→ **DO THIS**
Restate the listing that follows word for word, without its pictures.

[Items from a dataset]
☆ ☆ ☆ ☆

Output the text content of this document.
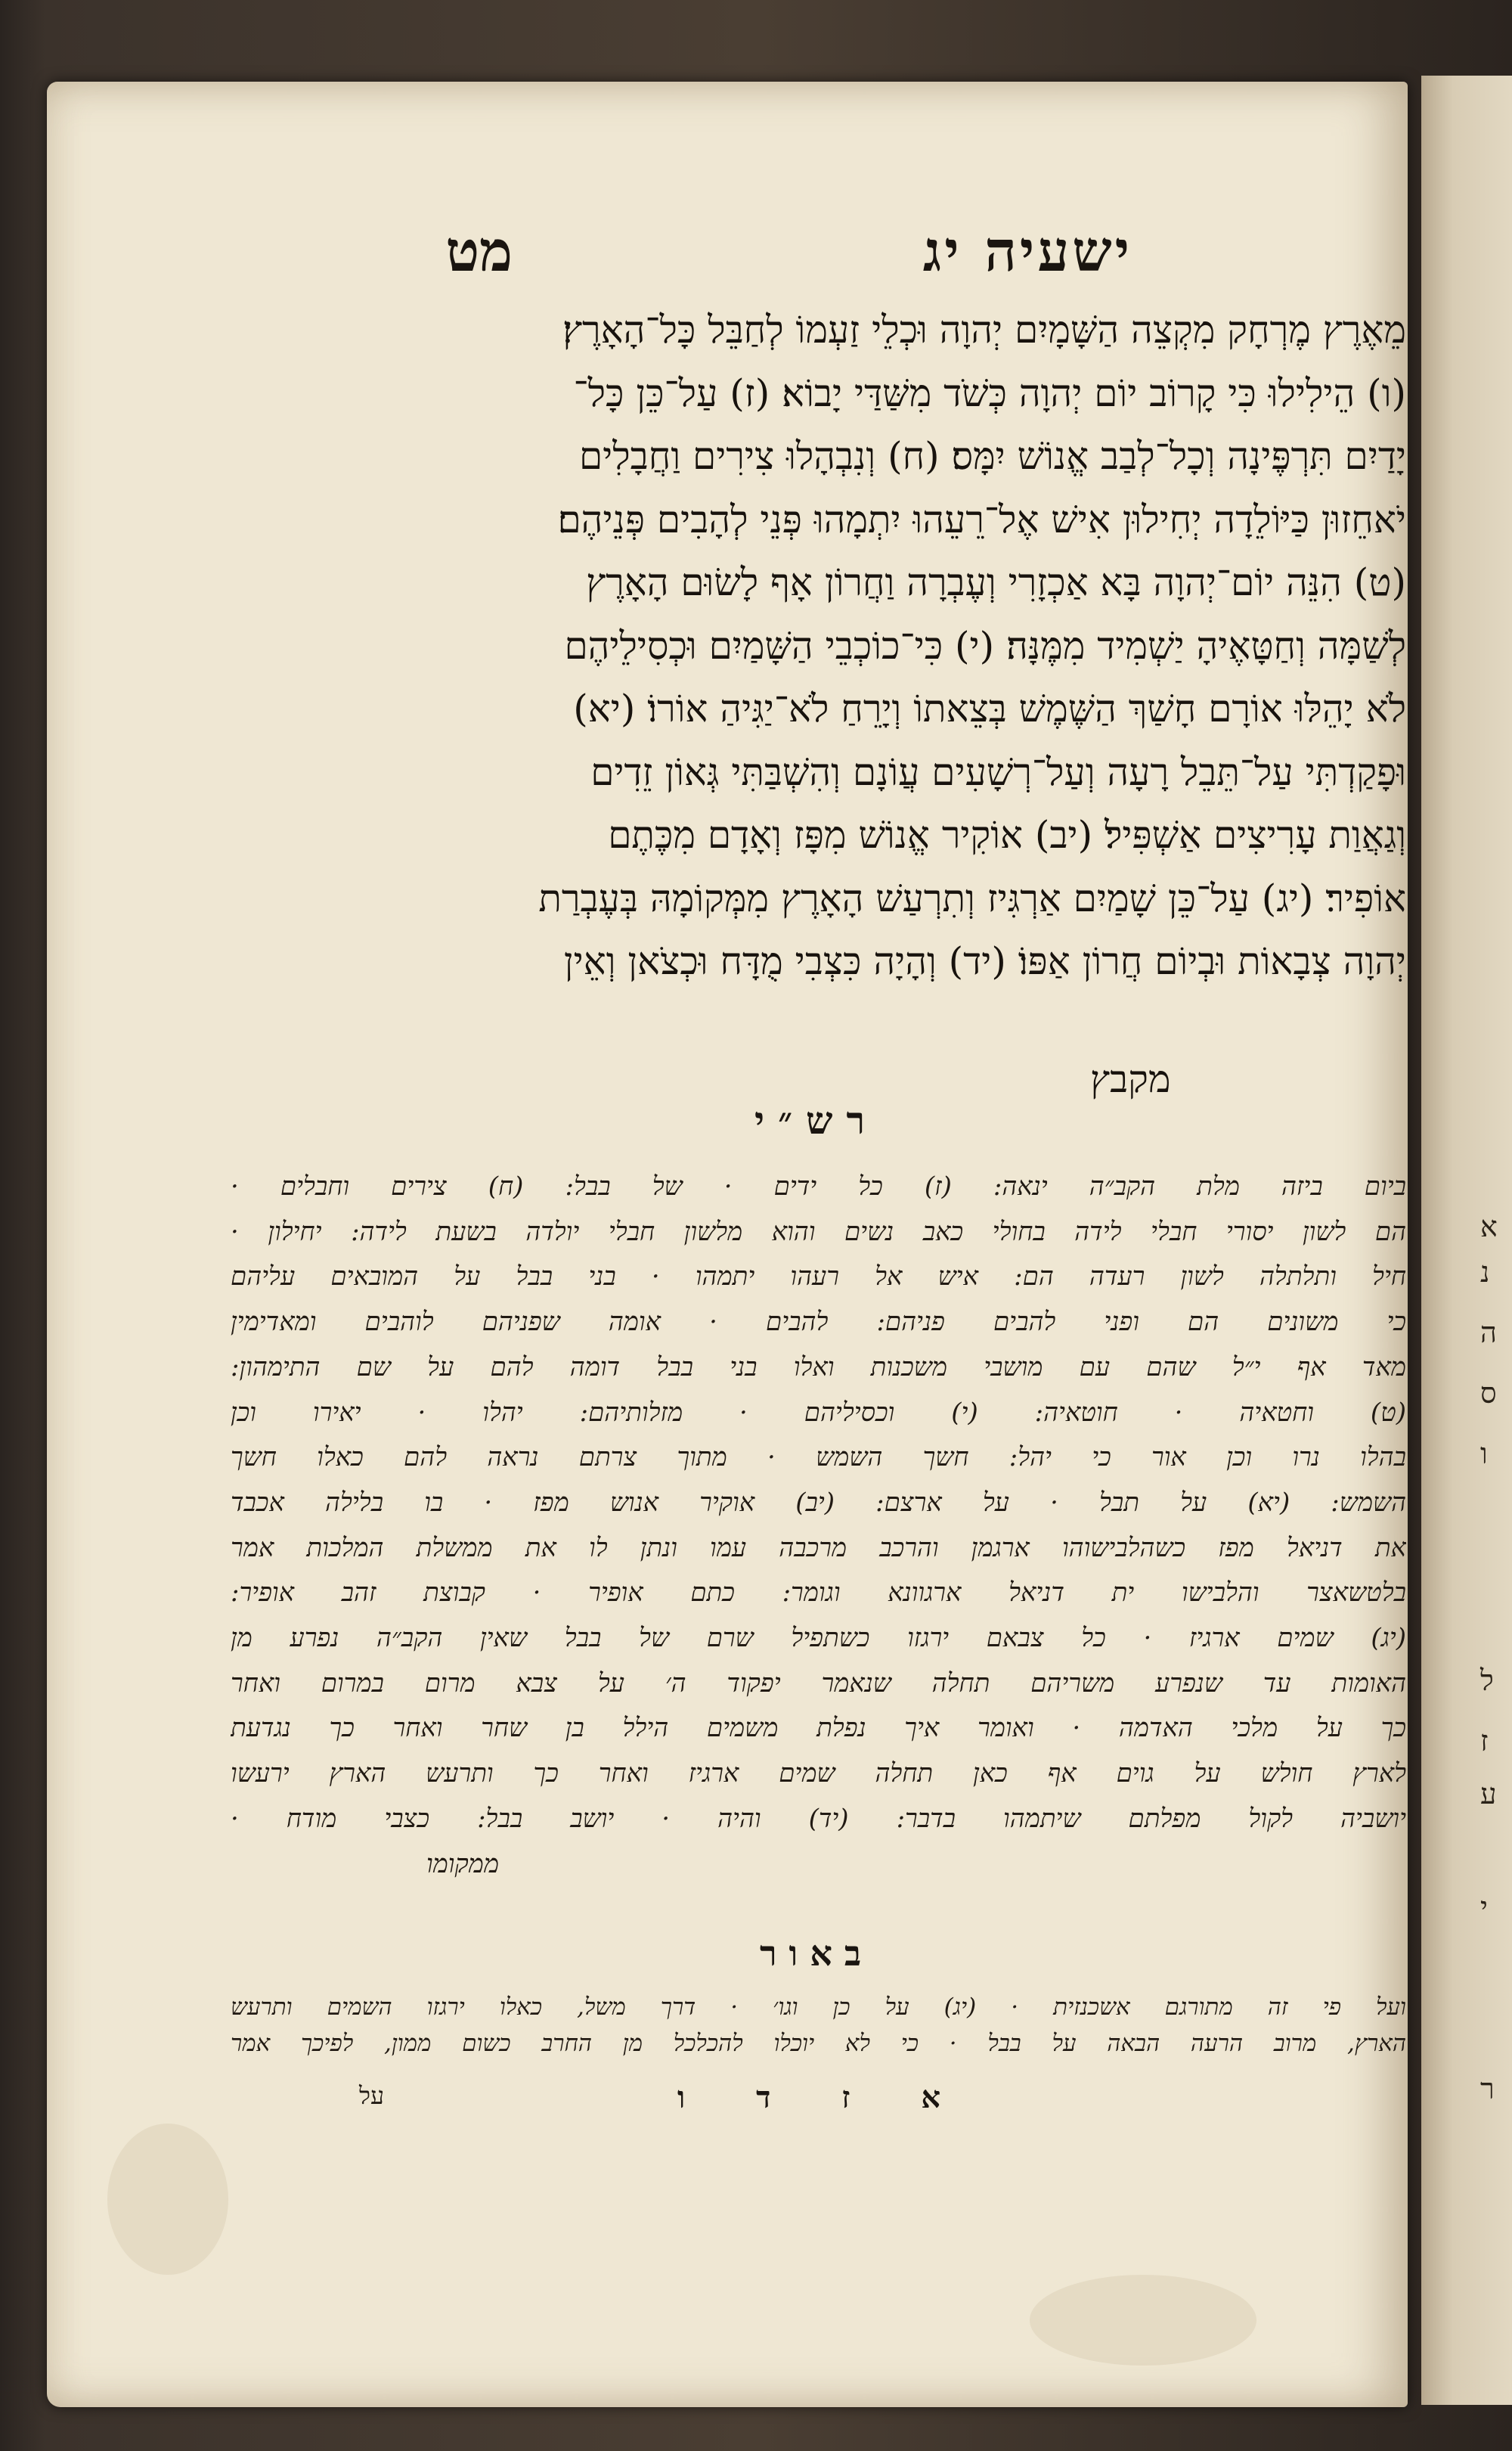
א
נ
ה
ס
ו
ל
ז
ע
י
ר
ישעיה יג
מט
מֵאֶרֶץ מֶרְחָק מִקְצֵה הַשָּׁמָיִם יְהוָה וּכְלֵי זַעְמוֹ לְחַבֵּל כָּל־הָאָרֶץ׃
(ו) הֵילִילוּ כִּי קָרוֹב יוֹם יְהוָה כְּשֹׁד מִשַּׁדַּי יָבוֹא׃ (ז) עַל־כֵּן כָּל־
יָדַיִם תִּרְפֶּינָה וְכָל־לְבַב אֱנוֹשׁ יִמָּס׃ (ח) וְנִבְהָלוּ צִירִים וַחֲבָלִים
יֹאחֵזוּן כַּיּוֹלֵדָה יְחִילוּן אִישׁ אֶל־רֵעֵהוּ יִתְמָהוּ פְּנֵי לְהָבִים פְּנֵיהֶם׃
(ט) הִנֵּה יוֹם־יְהוָה בָּא אַכְזָרִי וְעֶבְרָה וַחֲרוֹן אָף לָשׂוּם הָאָרֶץ
לְשַׁמָּה וְחַטָּאֶיהָ יַשְׁמִיד מִמֶּנָּה׃ (י) כִּי־כוֹכְבֵי הַשָּׁמַיִם וּכְסִילֵיהֶם
לֹא יָהֵלּוּ אוֹרָם חָשַׁךְ הַשֶּׁמֶשׁ בְּצֵאתוֹ וְיָרֵחַ לֹא־יַגִּיהַ אוֹרוֹ׃ (יא)
וּפָקַדְתִּי עַל־תֵּבֵל רָעָה וְעַל־רְשָׁעִים עֲוֹנָם וְהִשְׁבַּתִּי גְּאוֹן זֵדִים
וְגַאֲוַת עָרִיצִים אַשְׁפִּיל׃ (יב) אוֹקִיר אֱנוֹשׁ מִפָּז וְאָדָם מִכֶּתֶם
אוֹפִיר׃ (יג) עַל־כֵּן שָׁמַיִם אַרְגִּיז וְתִרְעַשׁ הָאָרֶץ מִמְּקוֹמָהּ בְּעֶבְרַת
יְהוָה צְבָאוֹת וּבְיוֹם חֲרוֹן אַפּוֹ׃ (יד) וְהָיָה כִּצְבִי מֻדָּח וּכְצֹאן וְאֵין
מקבץ
רש״י
ביום ביזה מלת הקב״ה ינאה: (ז) כל ידים · של בבל: (ח) צירים וחבלים ·
הם לשון יסורי חבלי לידה בחולי כאב נשים והוא מלשון חבלי יולדה בשעת לידה: יחילון ·
חיל ותלתלה לשון רעדה הם: איש אל רעהו יתמהו · בני בבל על המובאים עליהם
כי משונים הם ופני להבים פניהם: להבים · אומה שפניהם לוהבים ומאדימין
מאד אף י״ל שהם עם מושבי משכנות ואלו בני בבל דומה להם על שם התימהון:
(ט) וחטאיה · חוטאיה: (י) וכסיליהם · מזלותיהם: יהלו · יאירו וכן
בהלו נרו וכן אור כי יהל: חשך השמש · מתוך צרתם נראה להם כאלו חשך
השמש: (יא) על תבל · על ארצם: (יב) אוקיר אנוש מפז · בו בלילה אכבד
את דניאל מפז כשהלבישוהו ארגמן והרכב מרכבה עמו ונתן לו את ממשלת המלכות אמר
בלטשאצר והלבישו ית דניאל ארגוונא וגומר: כתם אופיר · קבוצת זהב אופיר:
(יג) שמים ארגיז · כל צבאם ירגזו כשתפיל שרם של בבל שאין הקב״ה נפרע מן
האומות עד שנפרע משריהם תחלה שנאמר יפקוד ה׳ על צבא מרום במרום ואחר
כך על מלכי האדמה · ואומר איך נפלת משמים הילל בן שחר ואחר כך נגדעת
לארץ חולש על גוים אף כאן תחלה שמים ארגיז ואחר כך ותרעש הארץ ירעשו
יושביה לקול מפלתם שיתמהו בדבר: (יד) והיה · יושב בבל: כצבי מודח ·
ממקומו
באור
ועל פי זה מתורגם אשכנזית · (יג) על כן וגו׳ · דרך משל, כאלו ירגזו השמים ותרעש
הארץ, מרוב הרעה הבאה על בבל · כי לא יוכלו להכלכל מן החרב כשום ממון, לפיכך אמר
א ז ד ו
על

☆ ☆ ☆ ☆

→ **REPLY TO THE TASK**
Output the text content of this document.
א
נ
ה
ס
ו
ל
ז
ע
י
ר
ישעיה יג
מט
מֵאֶרֶץ מֶרְחָק מִקְצֵה הַשָּׁמָיִם יְהוָה וּכְלֵי זַעְמוֹ לְחַבֵּל כָּל־הָאָרֶץ׃
(ו) הֵילִילוּ כִּי קָרוֹב יוֹם יְהוָה כְּשֹׁד מִשַּׁדַּי יָבוֹא׃ (ז) עַל־כֵּן כָּל־
יָדַיִם תִּרְפֶּינָה וְכָל־לְבַב אֱנוֹשׁ יִמָּס׃ (ח) וְנִבְהָלוּ צִירִים וַחֲבָלִים
יֹאחֵזוּן כַּיּוֹלֵדָה יְחִילוּן אִישׁ אֶל־רֵעֵהוּ יִתְמָהוּ פְּנֵי לְהָבִים פְּנֵיהֶם׃
(ט) הִנֵּה יוֹם־יְהוָה בָּא אַכְזָרִי וְעֶבְרָה וַחֲרוֹן אָף לָשׂוּם הָאָרֶץ
לְשַׁמָּה וְחַטָּאֶיהָ יַשְׁמִיד מִמֶּנָּה׃ (י) כִּי־כוֹכְבֵי הַשָּׁמַיִם וּכְסִילֵיהֶם
לֹא יָהֵלּוּ אוֹרָם חָשַׁךְ הַשֶּׁמֶשׁ בְּצֵאתוֹ וְיָרֵחַ לֹא־יַגִּיהַ אוֹרוֹ׃ (יא)
וּפָקַדְתִּי עַל־תֵּבֵל רָעָה וְעַל־רְשָׁעִים עֲוֹנָם וְהִשְׁבַּתִּי גְּאוֹן זֵדִים
וְגַאֲוַת עָרִיצִים אַשְׁפִּיל׃ (יב) אוֹקִיר אֱנוֹשׁ מִפָּז וְאָדָם מִכֶּתֶם
אוֹפִיר׃ (יג) עַל־כֵּן שָׁמַיִם אַרְגִּיז וְתִרְעַשׁ הָאָרֶץ מִמְּקוֹמָהּ בְּעֶבְרַת
יְהוָה צְבָאוֹת וּבְיוֹם חֲרוֹן אַפּוֹ׃ (יד) וְהָיָה כִּצְבִי מֻדָּח וּכְצֹאן וְאֵין
מקבץ
רש״י
ביום ביזה מלת הקב״ה ינאה: (ז) כל ידים · של בבל: (ח) צירים וחבלים ·
הם לשון יסורי חבלי לידה בחולי כאב נשים והוא מלשון חבלי יולדה בשעת לידה: יחילון ·
חיל ותלתלה לשון רעדה הם: איש אל רעהו יתמהו · בני בבל על המובאים עליהם
כי משונים הם ופני להבים פניהם: להבים · אומה שפניהם לוהבים ומאדימין
מאד אף י״ל שהם עם מושבי משכנות ואלו בני בבל דומה להם על שם התימהון:
(ט) וחטאיה · חוטאיה: (י) וכסיליהם · מזלותיהם: יהלו · יאירו וכן
בהלו נרו וכן אור כי יהל: חשך השמש · מתוך צרתם נראה להם כאלו חשך
השמש: (יא) על תבל · על ארצם: (יב) אוקיר אנוש מפז · בו בלילה אכבד
את דניאל מפז כשהלבישוהו ארגמן והרכב מרכבה עמו ונתן לו את ממשלת המלכות אמר
בלטשאצר והלבישו ית דניאל ארגוונא וגומר: כתם אופיר · קבוצת זהב אופיר:
(יג) שמים ארגיז · כל צבאם ירגזו כשתפיל שרם של בבל שאין הקב״ה נפרע מן
האומות עד שנפרע משריהם תחלה שנאמר יפקוד ה׳ על צבא מרום במרום ואחר
כך על מלכי האדמה · ואומר איך נפלת משמים הילל בן שחר ואחר כך נגדעת
לארץ חולש על גוים אף כאן תחלה שמים ארגיז ואחר כך ותרעש הארץ ירעשו
יושביה לקול מפלתם שיתמהו בדבר: (יד) והיה · יושב בבל: כצבי מודח ·
ממקומו
באור
ועל פי זה מתורגם אשכנזית · (יג) על כן וגו׳ · דרך משל, כאלו ירגזו השמים ותרעש
הארץ, מרוב הרעה הבאה על בבל · כי לא יוכלו להכלכל מן החרב כשום ממון, לפיכך אמר
א ז ד ו
על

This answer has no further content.